Exercise task | Return all of the data exactly as written, without the pictures.

┄┄┄┄┄┄┄┄┄┄

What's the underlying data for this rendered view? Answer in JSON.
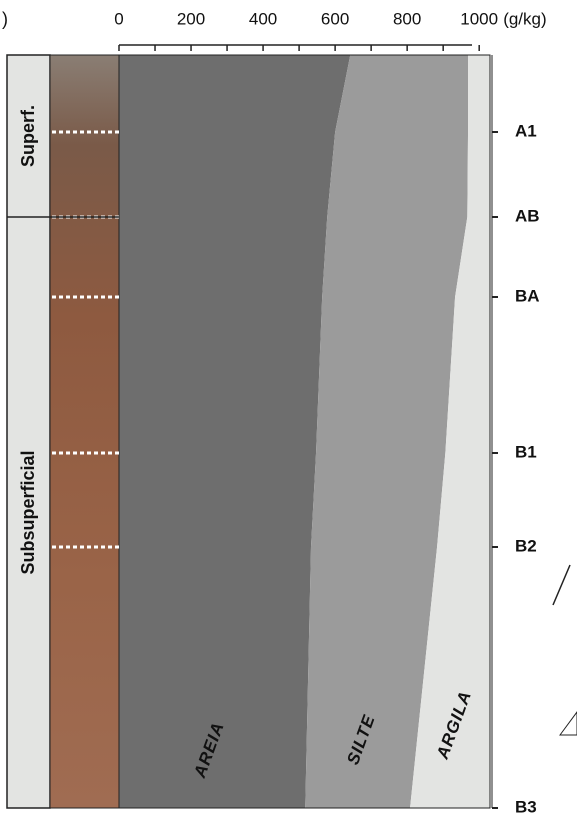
{
  "chart_data": {
    "type": "area",
    "stacked": true,
    "orientation": "horizontal",
    "x_label": "(g/kg)",
    "xlim": [
      0,
      1030
    ],
    "xticks": [
      0,
      200,
      400,
      600,
      800,
      1000
    ],
    "xminorticks": [
      100,
      300,
      500,
      700,
      900
    ],
    "categories": [
      null,
      "A1",
      "AB",
      "BA",
      "B1",
      "B2",
      "B3"
    ],
    "layers": [
      {
        "name": "Superf.",
        "from": 0,
        "to": 2
      },
      {
        "name": "Subsuperficial",
        "from": 2,
        "to": 6
      }
    ],
    "series": [
      {
        "name": "AREIA",
        "color": "#6e6e6e",
        "values": [
          642,
          600,
          578,
          564,
          547,
          533,
          517
        ]
      },
      {
        "name": "SILTE",
        "color": "#9b9b9b",
        "values": [
          327,
          369,
          389,
          369,
          359,
          350,
          291
        ]
      },
      {
        "name": "ARGILA",
        "color": "#e3e4e2",
        "values": [
          31,
          31,
          33,
          67,
          94,
          117,
          192
        ]
      }
    ]
  }
}
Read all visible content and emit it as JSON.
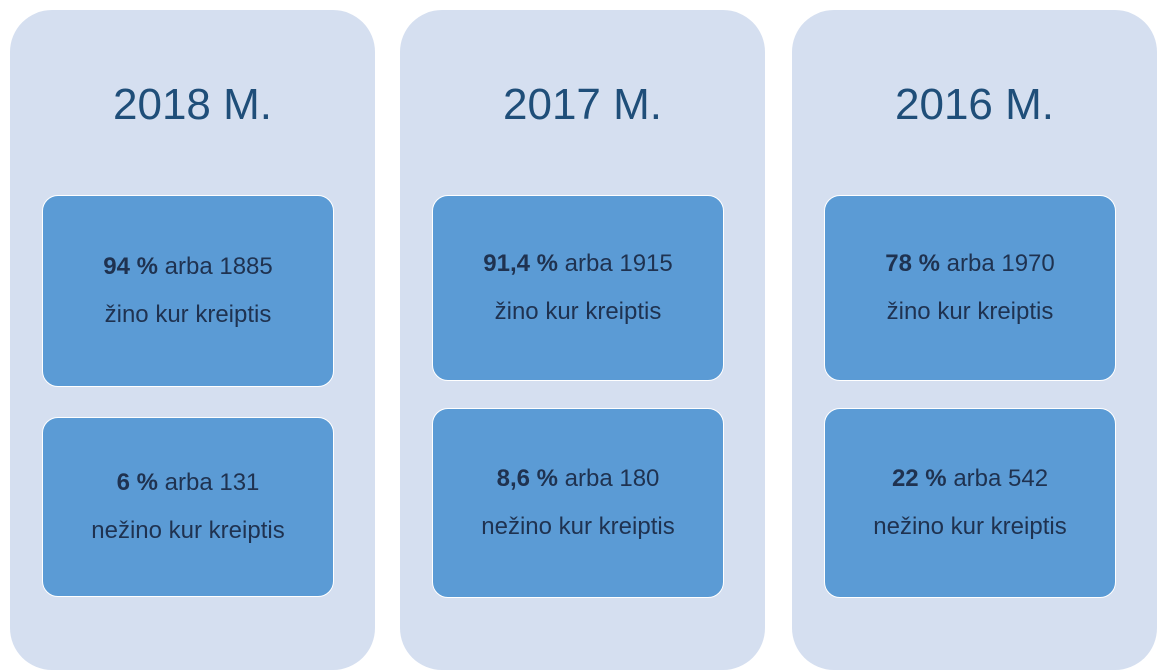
{
  "columns": [
    {
      "title": "2018 M.",
      "boxes": [
        {
          "bold": "94 %",
          "text": "arba 1885",
          "line2": "žino kur kreiptis"
        },
        {
          "bold": "6 %",
          "text": "arba 131",
          "line2": "nežino kur kreiptis"
        }
      ]
    },
    {
      "title": "2017 M.",
      "boxes": [
        {
          "bold": "91,4 %",
          "text": "arba 1915",
          "line2": "žino kur kreiptis"
        },
        {
          "bold": "8,6 %",
          "text": "arba 180",
          "line2": "nežino kur kreiptis"
        }
      ]
    },
    {
      "title": "2016 M.",
      "boxes": [
        {
          "bold": "78 %",
          "text": "arba 1970",
          "line2": "žino kur kreiptis"
        },
        {
          "bold": "22 %",
          "text": "arba 542",
          "line2": "nežino kur kreiptis"
        }
      ]
    }
  ]
}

┄┄┄┄┄┄┄┄┄┄

Result |
What's the underlying data for this rendered view? Answer in JSON.
{
  "chart_data": {
    "type": "area",
    "stacked": true,
    "orientation": "horizontal",
    "x_label": "(g/kg)",
    "xlim": [
      0,
      1030
    ],
    "xticks": [
      0,
      200,
      400,
      600,
      800,
      1000
    ],
    "xminorticks": [
      100,
      300,
      500,
      700,
      900
    ],
    "categories": [
      null,
      "A1",
      "AB",
      "BA",
      "B1",
      "B2",
      "B3"
    ],
    "layers": [
      {
        "name": "Superf.",
        "from": 0,
        "to": 2
      },
      {
        "name": "Subsuperficial",
        "from": 2,
        "to": 6
      }
    ],
    "series": [
      {
        "name": "AREIA",
        "color": "#6e6e6e",
        "values": [
          642,
          600,
          578,
          564,
          547,
          533,
          517
        ]
      },
      {
        "name": "SILTE",
        "color": "#9b9b9b",
        "values": [
          327,
          369,
          389,
          369,
          359,
          350,
          291
        ]
      },
      {
        "name": "ARGILA",
        "color": "#e3e4e2",
        "values": [
          31,
          31,
          33,
          67,
          94,
          117,
          192
        ]
      }
    ]
  }
}
Read all visible content and emit it as JSON.
{
  "columns": [
    {
      "title": "2018 M.",
      "boxes": [
        {
          "bold": "94 %",
          "text": "arba 1885",
          "line2": "žino kur kreiptis"
        },
        {
          "bold": "6 %",
          "text": "arba 131",
          "line2": "nežino kur kreiptis"
        }
      ]
    },
    {
      "title": "2017 M.",
      "boxes": [
        {
          "bold": "91,4 %",
          "text": "arba 1915",
          "line2": "žino kur kreiptis"
        },
        {
          "bold": "8,6 %",
          "text": "arba 180",
          "line2": "nežino kur kreiptis"
        }
      ]
    },
    {
      "title": "2016 M.",
      "boxes": [
        {
          "bold": "78 %",
          "text": "arba 1970",
          "line2": "žino kur kreiptis"
        },
        {
          "bold": "22 %",
          "text": "arba 542",
          "line2": "nežino kur kreiptis"
        }
      ]
    }
  ]
}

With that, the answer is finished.